> _Problem to work on_:
Report all lines from the entries below in which "name" appears.

-- -- --

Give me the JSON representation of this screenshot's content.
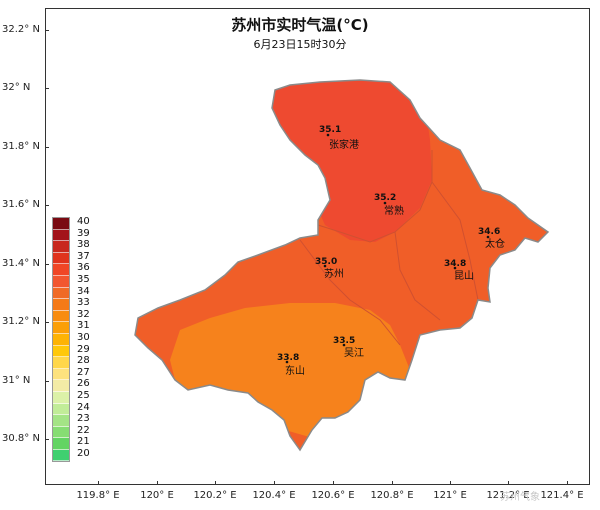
{
  "title": "苏州市实时气温(°C)",
  "subtitle": "6月23日15时30分",
  "y_axis_labels": [
    "32.2° N",
    "32° N",
    "31.8° N",
    "31.6° N",
    "31.4° N",
    "31.2° N",
    "31° N",
    "30.8° N"
  ],
  "x_axis_labels": [
    "119.8° E",
    "120° E",
    "120.2° E",
    "120.4° E",
    "120.6° E",
    "120.8° E",
    "121° E",
    "121.2° E",
    "121.4° E"
  ],
  "legend": {
    "values": [
      "40",
      "39",
      "38",
      "37",
      "36",
      "35",
      "34",
      "33",
      "32",
      "31",
      "30",
      "29",
      "28",
      "27",
      "26",
      "25",
      "24",
      "23",
      "22",
      "21",
      "20"
    ],
    "colors": [
      "#7a0a12",
      "#a3141b",
      "#c8281e",
      "#e0331d",
      "#f04626",
      "#f25630",
      "#f06a26",
      "#f47a18",
      "#f88c10",
      "#fb9f08",
      "#fdb305",
      "#ffc80a",
      "#ffd74a",
      "#fde27e",
      "#f3eba6",
      "#dcf1a8",
      "#c1ec98",
      "#a4e486",
      "#86dd73",
      "#63d463",
      "#3fd070"
    ]
  },
  "stations": [
    {
      "name": "张家港",
      "value": "35.1"
    },
    {
      "name": "常熟",
      "value": "35.2"
    },
    {
      "name": "太仓",
      "value": "34.6"
    },
    {
      "name": "昆山",
      "value": "34.8"
    },
    {
      "name": "苏州",
      "value": "35.0"
    },
    {
      "name": "吴江",
      "value": "33.5"
    },
    {
      "name": "东山",
      "value": "33.8"
    }
  ],
  "colors": {
    "zone_35": "#ee4a30",
    "zone_34": "#f05e28",
    "zone_33": "#f6821c",
    "district_border": "#d05030",
    "outline": "#8a8a8a"
  },
  "watermark": "苏州气象"
}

-- -- --

> _The solution_:
      "name": "张家港",
      "name": "常熟",
      "name": "太仓",
      "name": "昆山",
      "name": "苏州",
      "name": "吴江",
      "name": "东山",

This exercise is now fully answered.